## Extrait fourni
==============================
Quid d'une éventuelle révision de
ladite redevance ?
2- La question de la
révision de la redevance
Il se pose la question de savoir si après la signature
du contrat, l'une des parties peut demander la révision du loyer. La
mise en location-gérance ayant pour objectif le sauvetage et l'apurement
du passif de l'entreprise en difficulté, l'on se demande qui des parties
au contrat est fondé à demander la révision de la
redevance ? Le locataire-gérant pour la réduction ou le
loueur pour la hausse ? Le droit OHADA est muet sur la question.
Comme tout loyer, il est sans doute possible de
réviser le prix de la redevance de l'entreprise en difficulté
mise en location-gérance. Les parties peuvent prévoir dans le
contrat que le prix sera modifié en cas de variation de
l'indice166(*) qu'elles
auront préalablement choisi. L'indice à choisir doit
nécessairement être en relation directe avec l'activité
exercée dans le fonds. On prendra, par exemple, en considération
le dernier indice connu à la veille de chaque trimestre. Á ce
moment, un compte sera dressé par le syndic : si ce compte fait
apparaître un solde en faveur de ce dernier, la somme correspondante sera
immédiatement exigible ; si le solde est en faveur du
locataire-gérant, il s'imputera sur la mensualité suivante.
Cette analyse atténue l'idée selon laquelle,
obnubilé par la protection de l'entreprise et des créanciers, le
législateur OHADA aurait, semble-t-il, sacrifié le
locataire-gérant qui participe pourtant à l'opération de
sauvetage de l'entreprise167(*).
Tout au long de son exploitation, le gérant libre se
doit de payer régulièrement la redevance pour éviter une
éventuelle condamnation au paiement des intérêts
moratoires. En effet, les parties peuvent prévoir dans le contrat qu'en
cas de non-paiement à une ou plusieurs échéances, les
sommes produiront de plein droit intérêt au taux légal,
à compter du jour où elles seront dues, sans qu'il soit besoin
d'une mise en demeure168(*).
Le paiement de la redevance constitue le mode normal
d'extinction de son obligation par le gérant libre. Toutefois l'on se
demande s'il peut bénéficier d'autres modes d'extinction de
l'obligation à l'instar de la compensation.
==============================
## Objectif de la tâche
Résumez en deux phrases l'extrait sur la révision de la redevance en location-gérance. Les enregistrements qui suivent forment un matériau à part, sans lien avec l'extrait.
==============================
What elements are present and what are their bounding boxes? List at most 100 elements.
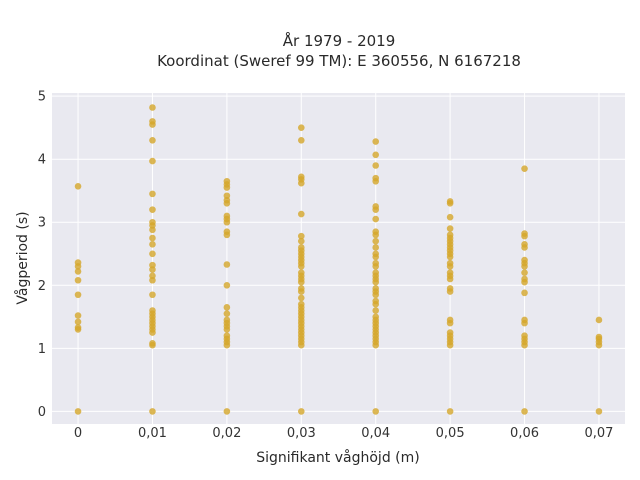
- data-point: [223, 408, 231, 415]
- data-point: [372, 237, 380, 245]
- data-point: [74, 291, 82, 299]
- data-point: [223, 261, 231, 268]
- data-point: [149, 104, 156, 111]
- y-tick-label: 5: [38, 90, 46, 105]
- data-point: [446, 231, 454, 239]
- y-axis-title: Vågperiod (s): [14, 211, 31, 304]
- data-point: [521, 165, 528, 172]
- data-point: [149, 206, 156, 213]
- data-point: [74, 318, 82, 326]
- x-tick-label: 0,04: [361, 426, 390, 441]
- data-point: [446, 259, 454, 267]
- x-tick-label: 0,02: [212, 426, 241, 441]
- data-point: [149, 339, 156, 347]
- data-point: [446, 198, 454, 205]
- x-tick-label: 0,03: [287, 426, 316, 441]
- data-point: [521, 289, 528, 297]
- data-point: [74, 312, 82, 319]
- y-tick-label: 0: [38, 405, 46, 420]
- data-point: [372, 162, 380, 169]
- data-point: [223, 310, 231, 317]
- data-point: [372, 174, 380, 182]
- data-point: [297, 232, 305, 240]
- x-axis-title: Signifikant våghöjd (m): [256, 449, 419, 466]
- data-point: [446, 316, 454, 324]
- data-point: [149, 261, 156, 269]
- data-point: [372, 285, 380, 292]
- data-point: [595, 333, 603, 341]
- data-points: [74, 104, 603, 415]
- data-point: [521, 230, 528, 237]
- data-point: [372, 307, 380, 314]
- data-point: [149, 291, 156, 299]
- data-point: [372, 244, 380, 251]
- x-tick-label: 0: [74, 426, 82, 441]
- data-point: [149, 241, 156, 248]
- data-point: [223, 212, 231, 220]
- data-point: [446, 329, 454, 336]
- data-point: [149, 234, 156, 242]
- data-point: [149, 190, 156, 198]
- data-point: [446, 225, 454, 232]
- data-point: [223, 332, 231, 340]
- data-point: [297, 269, 305, 276]
- data-point: [297, 244, 305, 251]
- data-point: [297, 294, 305, 302]
- data-point: [521, 408, 528, 415]
- x-tick-label: 0,05: [436, 426, 465, 441]
- chart-title-line2: Koordinat (Sweref 99 TM): E 360556, N 61…: [157, 52, 521, 70]
- data-point: [297, 210, 305, 218]
- data-point: [74, 259, 82, 266]
- data-point: [372, 250, 380, 258]
- data-point: [149, 118, 156, 125]
- chart-title-line1: År 1979 - 2019: [283, 31, 396, 50]
- data-point: [446, 285, 454, 292]
- x-tick-label: 0,01: [138, 426, 167, 441]
- data-point: [223, 316, 231, 324]
- data-point: [372, 138, 380, 145]
- data-point: [149, 272, 156, 280]
- data-point: [521, 269, 528, 276]
- data-point: [149, 408, 156, 415]
- data-point: [223, 177, 231, 185]
- data-point: [372, 408, 380, 415]
- data-point: [297, 408, 305, 415]
- y-tick-label: 2: [38, 279, 46, 294]
- data-point: [297, 300, 305, 308]
- data-point: [74, 268, 82, 275]
- data-point: [297, 285, 305, 292]
- data-point: [74, 183, 82, 190]
- x-tick-label: 0,07: [584, 426, 613, 441]
- data-point: [521, 241, 528, 248]
- data-point: [74, 324, 82, 331]
- y-tick-label: 4: [38, 153, 46, 168]
- data-point: [149, 218, 156, 226]
- data-point: [223, 228, 231, 236]
- data-point: [372, 269, 380, 276]
- y-axis-ticks: 0 1 2 3 4 5: [38, 90, 46, 420]
- data-point: [595, 316, 603, 324]
- y-tick-label: 3: [38, 216, 46, 231]
- x-tick-label: 0,06: [510, 426, 539, 441]
- data-point: [521, 316, 528, 324]
- data-point: [149, 250, 156, 258]
- data-point: [595, 408, 603, 415]
- data-point: [521, 256, 528, 264]
- data-point: [297, 173, 305, 181]
- data-point: [223, 304, 231, 311]
- data-point: [372, 151, 380, 159]
- data-point: [74, 276, 82, 284]
- y-tick-label: 1: [38, 342, 46, 357]
- data-point: [372, 297, 380, 305]
- data-point: [372, 203, 380, 210]
- data-point: [372, 215, 380, 223]
- data-point: [223, 192, 231, 200]
- data-point: [297, 136, 305, 144]
- data-point: [74, 408, 82, 415]
- data-point: [297, 237, 305, 245]
- data-point: [372, 228, 380, 236]
- data-point: [372, 313, 380, 321]
- data-point: [446, 269, 454, 276]
- data-point: [446, 213, 454, 221]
==============================
## Réponse à la tâche
Le droit OHADA est muet sur la révision de la redevance d'une entreprise en difficulté mise en location-gérance, mais elle est sans doute possible, car les parties peuvent prévoir dans le contrat une modification du prix selon un indice en relation directe avec l'activité du fonds. Le gérant libre doit payer régulièrement la redevance, le contrat pouvant prévoir en cas de non-paiement des intérêts au taux légal sans mise en demeure, et l'on se demande s'il peut éteindre son obligation par d'autres modes, comme la compensation.